Rows ->
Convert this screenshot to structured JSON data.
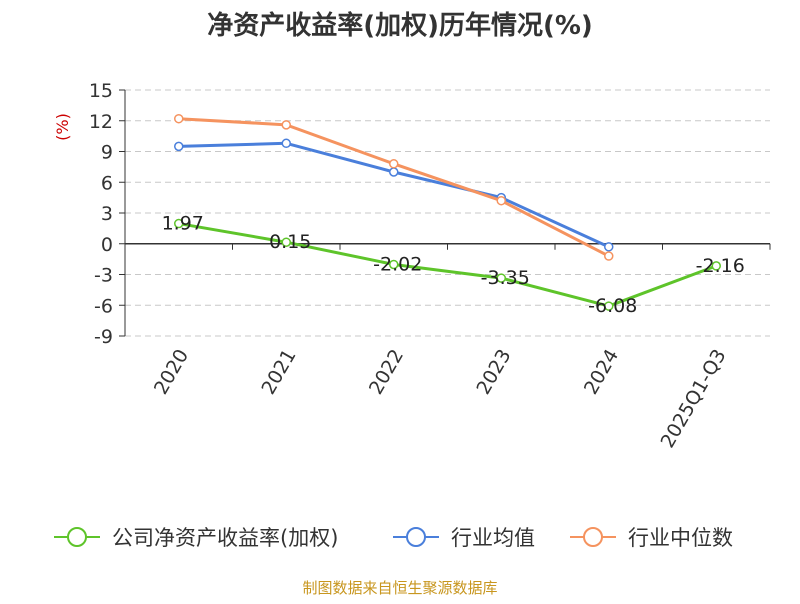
{
  "chart_data": {
    "type": "line",
    "title": "净资产收益率(加权)历年情况(%)",
    "ylabel": "(%)",
    "xlabel": "",
    "categories": [
      "2020",
      "2021",
      "2022",
      "2023",
      "2024",
      "2025Q1-Q3"
    ],
    "yticks": [
      15,
      12,
      9,
      6,
      3,
      0,
      -3,
      -6,
      -9
    ],
    "ylim": [
      -9,
      15
    ],
    "grid": true,
    "legend_position": "bottom",
    "series": [
      {
        "name": "公司净资产收益率(加权)",
        "color": "#5ec42a",
        "values": [
          1.97,
          0.15,
          -2.02,
          -3.35,
          -6.08,
          -2.16
        ],
        "labels": [
          "1.97",
          "0.15",
          "-2.02",
          "-3.35",
          "-6.08",
          "-2.16"
        ]
      },
      {
        "name": "行业均值",
        "color": "#4a7fdb",
        "values": [
          9.5,
          9.8,
          7.0,
          4.5,
          -0.3,
          null
        ]
      },
      {
        "name": "行业中位数",
        "color": "#f5935f",
        "values": [
          12.2,
          11.6,
          7.8,
          4.2,
          -1.2,
          null
        ]
      }
    ],
    "source": "制图数据来自恒生聚源数据库"
  }
}
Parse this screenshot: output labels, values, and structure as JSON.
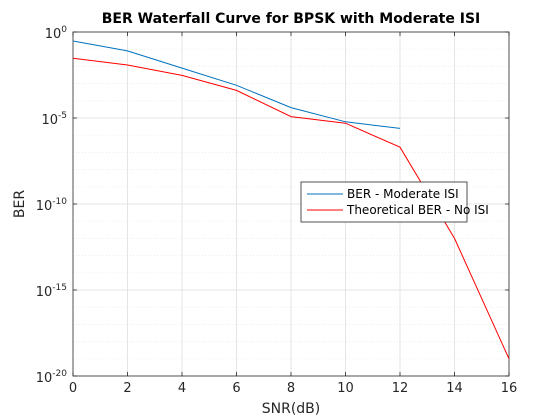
{
  "chart_data": {
    "type": "line",
    "title": "BER Waterfall Curve for BPSK with Moderate ISI",
    "xlabel": "SNR(dB)",
    "ylabel": "BER",
    "xlim": [
      0,
      16
    ],
    "ylim": [
      1e-20,
      1
    ],
    "yscale": "log",
    "grid": true,
    "x_ticks": [
      "0",
      "2",
      "4",
      "6",
      "8",
      "10",
      "12",
      "14",
      "16"
    ],
    "y_ticks": [
      {
        "base": "10",
        "exp": "0"
      },
      {
        "base": "10",
        "exp": "-5"
      },
      {
        "base": "10",
        "exp": "-10"
      },
      {
        "base": "10",
        "exp": "-15"
      },
      {
        "base": "10",
        "exp": "-20"
      }
    ],
    "legend_position": "right",
    "series": [
      {
        "name": "BER - Moderate ISI",
        "color": "#0072BD",
        "x": [
          0,
          2,
          4,
          6,
          8,
          10,
          12
        ],
        "y": [
          0.3,
          0.08,
          0.008,
          0.0008,
          4e-05,
          6e-06,
          2.5e-06
        ]
      },
      {
        "name": "Theoretical BER - No ISI",
        "color": "#FF0000",
        "x": [
          0,
          2,
          4,
          6,
          8,
          10,
          12,
          14,
          16
        ],
        "y": [
          0.03,
          0.012,
          0.003,
          0.0004,
          1.2e-05,
          5e-06,
          2e-07,
          1e-12,
          1e-19
        ]
      }
    ]
  }
}
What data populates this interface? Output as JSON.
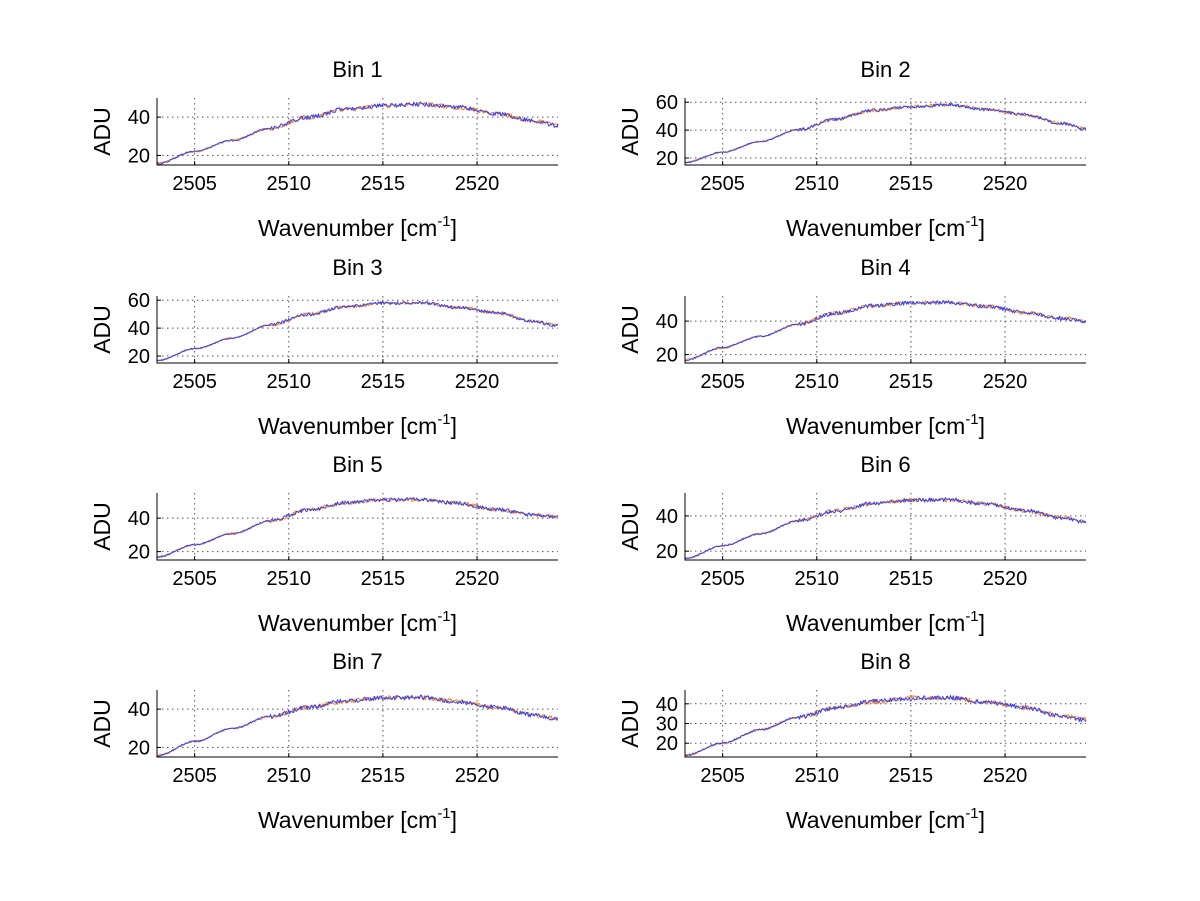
{
  "chart_data": [
    {
      "type": "line",
      "title": "Bin 1",
      "xlabel": "Wavenumber [cm",
      "xlabel_sup": "-1",
      "xlabel_close": "]",
      "ylabel": "ADU",
      "xlim": [
        2503,
        2524.3
      ],
      "ylim": [
        15,
        50
      ],
      "xticks": [
        2505,
        2510,
        2515,
        2520
      ],
      "yticks": [
        20,
        40
      ],
      "series": [
        {
          "color": "#ff7a00",
          "x": [
            2503,
            2505,
            2507,
            2509,
            2511,
            2513,
            2515,
            2517,
            2519,
            2521,
            2523,
            2524.3
          ],
          "y": [
            16,
            22,
            28,
            34,
            40,
            44,
            46,
            47,
            45,
            42,
            38,
            36
          ]
        },
        {
          "color": "#2a3cff",
          "x": [
            2503,
            2505,
            2507,
            2509,
            2511,
            2513,
            2515,
            2517,
            2519,
            2521,
            2523,
            2524.3
          ],
          "y": [
            15.6,
            22.2,
            27.8,
            34.3,
            39.8,
            44.2,
            45.9,
            46.7,
            45.2,
            41.8,
            38.2,
            35.6
          ]
        }
      ]
    },
    {
      "type": "line",
      "title": "Bin 2",
      "xlabel": "Wavenumber [cm",
      "xlabel_sup": "-1",
      "xlabel_close": "]",
      "ylabel": "ADU",
      "xlim": [
        2503,
        2524.3
      ],
      "ylim": [
        15,
        63
      ],
      "xticks": [
        2505,
        2510,
        2515,
        2520
      ],
      "yticks": [
        20,
        40,
        60
      ],
      "series": [
        {
          "color": "#ff7a00",
          "x": [
            2503,
            2505,
            2507,
            2509,
            2511,
            2513,
            2515,
            2517,
            2519,
            2521,
            2523,
            2524.3
          ],
          "y": [
            17,
            24,
            32,
            40,
            48,
            54,
            57,
            58,
            55,
            51,
            45,
            41
          ]
        },
        {
          "color": "#2a3cff",
          "x": [
            2503,
            2505,
            2507,
            2509,
            2511,
            2513,
            2515,
            2517,
            2519,
            2521,
            2523,
            2524.3
          ],
          "y": [
            16.7,
            24.3,
            31.7,
            40.3,
            47.7,
            54.3,
            56.8,
            58.2,
            54.7,
            51.3,
            44.8,
            40.6
          ]
        }
      ]
    },
    {
      "type": "line",
      "title": "Bin 3",
      "xlabel": "Wavenumber [cm",
      "xlabel_sup": "-1",
      "xlabel_close": "]",
      "ylabel": "ADU",
      "xlim": [
        2503,
        2524.3
      ],
      "ylim": [
        15,
        63
      ],
      "xticks": [
        2505,
        2510,
        2515,
        2520
      ],
      "yticks": [
        20,
        40,
        60
      ],
      "series": [
        {
          "color": "#ff7a00",
          "x": [
            2503,
            2505,
            2507,
            2509,
            2511,
            2513,
            2515,
            2517,
            2519,
            2521,
            2523,
            2524.3
          ],
          "y": [
            17,
            25,
            33,
            42,
            50,
            55,
            58,
            58,
            55,
            51,
            45,
            42
          ]
        },
        {
          "color": "#2a3cff",
          "x": [
            2503,
            2505,
            2507,
            2509,
            2511,
            2513,
            2515,
            2517,
            2519,
            2521,
            2523,
            2524.3
          ],
          "y": [
            16.6,
            25.3,
            32.7,
            42.4,
            49.6,
            55.3,
            57.8,
            58.3,
            54.6,
            51.2,
            44.7,
            41.7
          ]
        }
      ]
    },
    {
      "type": "line",
      "title": "Bin 4",
      "xlabel": "Wavenumber [cm",
      "xlabel_sup": "-1",
      "xlabel_close": "]",
      "ylabel": "ADU",
      "xlim": [
        2503,
        2524.3
      ],
      "ylim": [
        15,
        55
      ],
      "xticks": [
        2505,
        2510,
        2515,
        2520
      ],
      "yticks": [
        20,
        40
      ],
      "series": [
        {
          "color": "#ff7a00",
          "x": [
            2503,
            2505,
            2507,
            2509,
            2511,
            2513,
            2515,
            2517,
            2519,
            2521,
            2523,
            2524.3
          ],
          "y": [
            17,
            24,
            31,
            38,
            45,
            49,
            51,
            51,
            49,
            45,
            42,
            40
          ]
        },
        {
          "color": "#2a3cff",
          "x": [
            2503,
            2505,
            2507,
            2509,
            2511,
            2513,
            2515,
            2517,
            2519,
            2521,
            2523,
            2524.3
          ],
          "y": [
            16.7,
            24.3,
            30.8,
            38.2,
            44.7,
            49.3,
            50.8,
            51.2,
            48.8,
            45.3,
            41.7,
            39.7
          ]
        }
      ]
    },
    {
      "type": "line",
      "title": "Bin 5",
      "xlabel": "Wavenumber [cm",
      "xlabel_sup": "-1",
      "xlabel_close": "]",
      "ylabel": "ADU",
      "xlim": [
        2503,
        2524.3
      ],
      "ylim": [
        15,
        55
      ],
      "xticks": [
        2505,
        2510,
        2515,
        2520
      ],
      "yticks": [
        20,
        40
      ],
      "series": [
        {
          "color": "#ff7a00",
          "x": [
            2503,
            2505,
            2507,
            2509,
            2511,
            2513,
            2515,
            2517,
            2519,
            2521,
            2523,
            2524.3
          ],
          "y": [
            17,
            24,
            31,
            38,
            45,
            49,
            51,
            51,
            49,
            45,
            42,
            41
          ]
        },
        {
          "color": "#2a3cff",
          "x": [
            2503,
            2505,
            2507,
            2509,
            2511,
            2513,
            2515,
            2517,
            2519,
            2521,
            2523,
            2524.3
          ],
          "y": [
            16.6,
            24.2,
            30.7,
            38.3,
            44.8,
            49.2,
            50.9,
            51.2,
            48.7,
            45.3,
            41.8,
            40.7
          ]
        }
      ]
    },
    {
      "type": "line",
      "title": "Bin 6",
      "xlabel": "Wavenumber [cm",
      "xlabel_sup": "-1",
      "xlabel_close": "]",
      "ylabel": "ADU",
      "xlim": [
        2503,
        2524.3
      ],
      "ylim": [
        15,
        53
      ],
      "xticks": [
        2505,
        2510,
        2515,
        2520
      ],
      "yticks": [
        20,
        40
      ],
      "series": [
        {
          "color": "#ff7a00",
          "x": [
            2503,
            2505,
            2507,
            2509,
            2511,
            2513,
            2515,
            2517,
            2519,
            2521,
            2523,
            2524.3
          ],
          "y": [
            16,
            23,
            30,
            37,
            43,
            47,
            49,
            49,
            47,
            43,
            39,
            37
          ]
        },
        {
          "color": "#2a3cff",
          "x": [
            2503,
            2505,
            2507,
            2509,
            2511,
            2513,
            2515,
            2517,
            2519,
            2521,
            2523,
            2524.3
          ],
          "y": [
            15.7,
            23.2,
            29.8,
            37.3,
            42.8,
            47.2,
            48.8,
            49.3,
            46.7,
            43.2,
            38.8,
            36.6
          ]
        }
      ]
    },
    {
      "type": "line",
      "title": "Bin 7",
      "xlabel": "Wavenumber [cm",
      "xlabel_sup": "-1",
      "xlabel_close": "]",
      "ylabel": "ADU",
      "xlim": [
        2503,
        2524.3
      ],
      "ylim": [
        15,
        50
      ],
      "xticks": [
        2505,
        2510,
        2515,
        2520
      ],
      "yticks": [
        20,
        40
      ],
      "series": [
        {
          "color": "#ff7a00",
          "x": [
            2503,
            2505,
            2507,
            2509,
            2511,
            2513,
            2515,
            2517,
            2519,
            2521,
            2523,
            2524.3
          ],
          "y": [
            16,
            23,
            30,
            36,
            41,
            44,
            46,
            46,
            44,
            41,
            37,
            35
          ]
        },
        {
          "color": "#2a3cff",
          "x": [
            2503,
            2505,
            2507,
            2509,
            2511,
            2513,
            2515,
            2517,
            2519,
            2521,
            2523,
            2524.3
          ],
          "y": [
            15.7,
            23.2,
            29.8,
            36.3,
            40.8,
            44.3,
            45.8,
            46.2,
            43.7,
            41.2,
            36.8,
            34.6
          ]
        }
      ]
    },
    {
      "type": "line",
      "title": "Bin 8",
      "xlabel": "Wavenumber [cm",
      "xlabel_sup": "-1",
      "xlabel_close": "]",
      "ylabel": "ADU",
      "xlim": [
        2503,
        2524.3
      ],
      "ylim": [
        13,
        47
      ],
      "xticks": [
        2505,
        2510,
        2515,
        2520
      ],
      "yticks": [
        20,
        30,
        40
      ],
      "series": [
        {
          "color": "#ff7a00",
          "x": [
            2503,
            2505,
            2507,
            2509,
            2511,
            2513,
            2515,
            2517,
            2519,
            2521,
            2523,
            2524.3
          ],
          "y": [
            14,
            20,
            27,
            33,
            38,
            41,
            43,
            43,
            41,
            38,
            34,
            32
          ]
        },
        {
          "color": "#2a3cff",
          "x": [
            2503,
            2505,
            2507,
            2509,
            2511,
            2513,
            2515,
            2517,
            2519,
            2521,
            2523,
            2524.3
          ],
          "y": [
            13.7,
            20.2,
            26.8,
            33.2,
            37.8,
            41.3,
            42.8,
            43.2,
            40.8,
            38.2,
            33.8,
            31.7
          ]
        }
      ]
    }
  ]
}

Given problem ->
Among the lines of the listing, how many hold the string "title"? Respond with only the number.

Completed task ->
10